There is no formal definition of the Eastside and the exact cities and towns that comprise the Eastside are a matter of dispute. The following cities are included in most definitions: Bellevue, Issaquah, Kirkland, Newcastle, Mercer Island, and Redmond.[2][3][4] Sammamish is most often grouped with these core cities, so that all of the cities and towns between Lake Washington and Lake Sammamish, as well as the Sammamish Plateau, are included within the Eastside.

The incorporated neighborhoods west of Bellevue, collectively known as the Gold Coast, are usually considered part of the Eastside. These areas include Beaux Arts Village, Clyde Hill, Hunts Point, Medina, and Yarrow Point.

The Northshore cities of Kenmore, Bothell, and Woodinville may be considered part of the Eastside, as each city contains portions that are east of the lake and south of its northernmost tip. Similarly, on the southeast tip of Lake Washington, Renton may also be included.

[Data records]
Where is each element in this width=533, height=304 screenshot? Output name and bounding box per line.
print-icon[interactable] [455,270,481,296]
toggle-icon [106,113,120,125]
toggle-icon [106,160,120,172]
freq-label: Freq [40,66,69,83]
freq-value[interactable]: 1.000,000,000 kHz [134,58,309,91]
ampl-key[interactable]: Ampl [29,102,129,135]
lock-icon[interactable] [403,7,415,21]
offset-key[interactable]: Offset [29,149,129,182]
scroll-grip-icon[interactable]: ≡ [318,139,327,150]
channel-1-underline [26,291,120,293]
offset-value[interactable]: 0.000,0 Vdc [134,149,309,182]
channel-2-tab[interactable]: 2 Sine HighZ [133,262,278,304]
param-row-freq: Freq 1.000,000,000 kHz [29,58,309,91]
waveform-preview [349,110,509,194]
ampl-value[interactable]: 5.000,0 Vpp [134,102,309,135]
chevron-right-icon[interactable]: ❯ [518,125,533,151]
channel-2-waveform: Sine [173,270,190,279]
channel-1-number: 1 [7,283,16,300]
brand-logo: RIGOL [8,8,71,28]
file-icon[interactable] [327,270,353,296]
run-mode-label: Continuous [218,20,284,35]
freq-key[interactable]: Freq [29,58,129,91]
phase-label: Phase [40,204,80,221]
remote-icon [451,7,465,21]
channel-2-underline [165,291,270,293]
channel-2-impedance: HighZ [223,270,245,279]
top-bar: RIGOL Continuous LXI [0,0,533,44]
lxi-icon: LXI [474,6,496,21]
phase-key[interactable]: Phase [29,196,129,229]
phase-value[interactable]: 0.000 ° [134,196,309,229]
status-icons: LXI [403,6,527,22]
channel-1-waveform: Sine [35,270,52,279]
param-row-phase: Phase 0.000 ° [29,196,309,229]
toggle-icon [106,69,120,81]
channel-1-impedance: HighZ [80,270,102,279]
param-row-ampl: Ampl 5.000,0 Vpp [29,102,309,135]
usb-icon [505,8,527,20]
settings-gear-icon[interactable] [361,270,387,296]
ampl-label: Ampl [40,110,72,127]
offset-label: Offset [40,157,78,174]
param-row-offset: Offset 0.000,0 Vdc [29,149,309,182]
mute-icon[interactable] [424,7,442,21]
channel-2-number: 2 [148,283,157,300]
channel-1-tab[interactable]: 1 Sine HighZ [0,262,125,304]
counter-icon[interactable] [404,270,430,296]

* * *

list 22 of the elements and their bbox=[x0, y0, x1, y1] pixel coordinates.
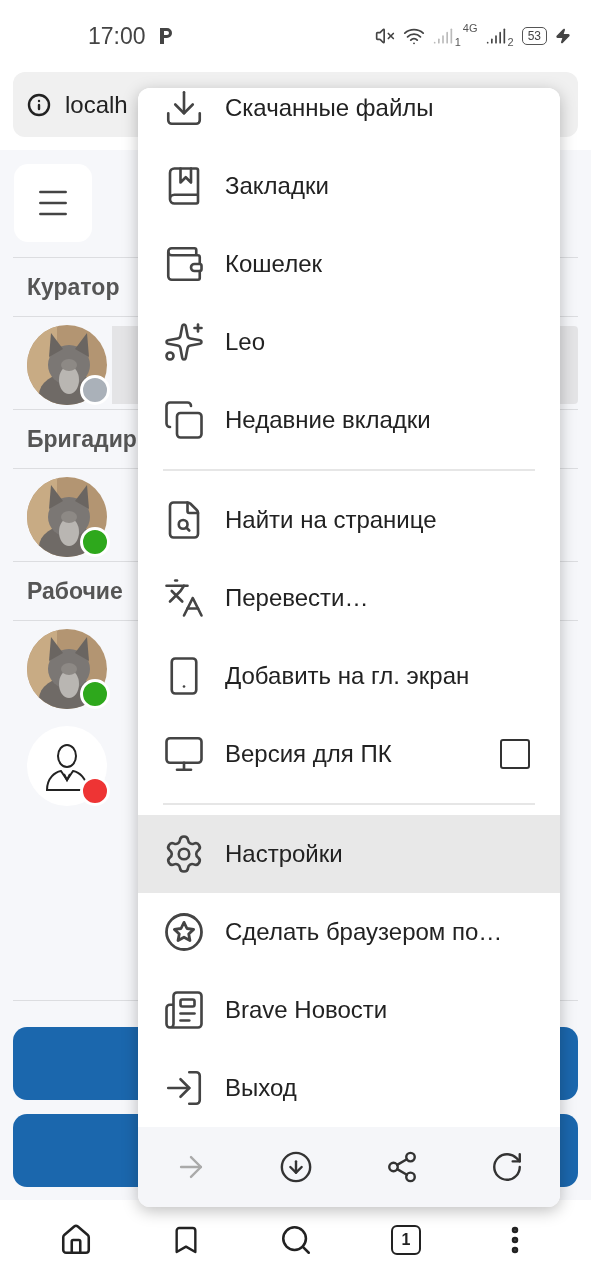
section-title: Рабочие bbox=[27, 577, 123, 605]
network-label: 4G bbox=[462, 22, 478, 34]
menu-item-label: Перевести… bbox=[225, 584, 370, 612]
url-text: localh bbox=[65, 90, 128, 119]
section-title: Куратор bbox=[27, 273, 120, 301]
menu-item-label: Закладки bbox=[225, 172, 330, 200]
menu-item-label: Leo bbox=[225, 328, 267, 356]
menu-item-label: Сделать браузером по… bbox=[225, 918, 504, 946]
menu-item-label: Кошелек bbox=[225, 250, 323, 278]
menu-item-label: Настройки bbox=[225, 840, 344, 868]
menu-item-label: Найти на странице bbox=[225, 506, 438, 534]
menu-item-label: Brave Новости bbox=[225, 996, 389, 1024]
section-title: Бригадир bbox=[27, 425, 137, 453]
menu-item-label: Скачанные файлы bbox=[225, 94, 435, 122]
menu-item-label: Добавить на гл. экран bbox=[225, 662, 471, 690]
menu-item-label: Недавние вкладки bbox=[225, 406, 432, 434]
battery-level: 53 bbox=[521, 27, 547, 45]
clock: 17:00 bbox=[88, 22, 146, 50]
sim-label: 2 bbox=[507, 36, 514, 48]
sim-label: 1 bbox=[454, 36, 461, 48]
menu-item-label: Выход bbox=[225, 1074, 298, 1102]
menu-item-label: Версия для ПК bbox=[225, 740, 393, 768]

◆ Tasks for this exercise:
1. In the text on the Eastside, rewrite the paragraph that begins "The incorporated neighborhoods west of Bellevue" as a short bulleted list that keeps its main facts.
2. Write out the passage of the Eastside text from "The incorporated neighborhoods" to "also be included.", word for word.

◆ Solved tasks:
1.
- The Gold Coast is the collective name for the incorporated neighborhoods west of Bellevue.
- These neighborhoods are usually considered part of the Eastside.
- They include Beaux Arts Village, Clyde Hill, Hunts Point, Medina, and Yarrow Point.

2.
The incorporated neighborhoods west of Bellevue, collectively known as the Gold Coast, are usually considered part of the Eastside. These areas include Beaux Arts Village, Clyde Hill, Hunts Point, Medina, and Yarrow Point.

The Northshore cities of Kenmore, Bothell, and Woodinville may be considered part of the Eastside, as each city contains portions that are east of the lake and south of its northernmost tip. Similarly, on the southeast tip of Lake Washington, Renton may also be included.